## Requirements
Quote every line as given.

## Data supplied

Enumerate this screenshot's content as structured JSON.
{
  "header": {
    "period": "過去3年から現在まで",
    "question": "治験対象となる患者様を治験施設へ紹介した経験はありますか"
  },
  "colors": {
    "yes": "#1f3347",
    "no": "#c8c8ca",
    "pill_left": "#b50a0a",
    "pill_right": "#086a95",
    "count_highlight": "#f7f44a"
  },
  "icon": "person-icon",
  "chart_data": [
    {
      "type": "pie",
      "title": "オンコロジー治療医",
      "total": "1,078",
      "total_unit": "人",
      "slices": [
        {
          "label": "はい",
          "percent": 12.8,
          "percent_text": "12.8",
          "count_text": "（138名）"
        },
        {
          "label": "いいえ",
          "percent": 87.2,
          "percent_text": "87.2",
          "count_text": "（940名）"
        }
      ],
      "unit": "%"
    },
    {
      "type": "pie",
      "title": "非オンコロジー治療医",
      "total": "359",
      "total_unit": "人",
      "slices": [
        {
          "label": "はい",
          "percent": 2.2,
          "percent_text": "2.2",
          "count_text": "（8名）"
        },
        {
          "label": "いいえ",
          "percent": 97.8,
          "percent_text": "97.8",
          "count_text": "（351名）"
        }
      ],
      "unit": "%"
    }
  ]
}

## Result of this exercise
Enumerate this screenshot's content as structured JSON.
{
  "header": {
    "period": "過去3年から現在まで",
    "question": "治験対象となる患者様を治験施設へ紹介した経験はありますか"
  },
  "colors": {
    "yes": "#1f3347",
    "no": "#c8c8ca",
    "pill_left": "#b50a0a",
    "pill_right": "#086a95",
    "count_highlight": "#f7f44a"
  },
  "icon": "person-icon",
  "chart_data": [
    {
      "type": "pie",
      "title": "オンコロジー治療医",
      "total": "1,078",
      "total_unit": "人",
      "slices": [
        {
          "label": "はい",
          "percent": 12.8,
          "percent_text": "12.8",
          "count_text": "（138名）"
        },
        {
          "label": "いいえ",
          "percent": 87.2,
          "percent_text": "87.2",
          "count_text": "（940名）"
        }
      ],
      "unit": "%"
    },
    {
      "type": "pie",
      "title": "非オンコロジー治療医",
      "total": "359",
      "total_unit": "人",
      "slices": [
        {
          "label": "はい",
          "percent": 2.2,
          "percent_text": "2.2",
          "count_text": "（8名）"
        },
        {
          "label": "いいえ",
          "percent": 97.8,
          "percent_text": "97.8",
          "count_text": "（351名）"
        }
      ],
      "unit": "%"
    }
  ]
}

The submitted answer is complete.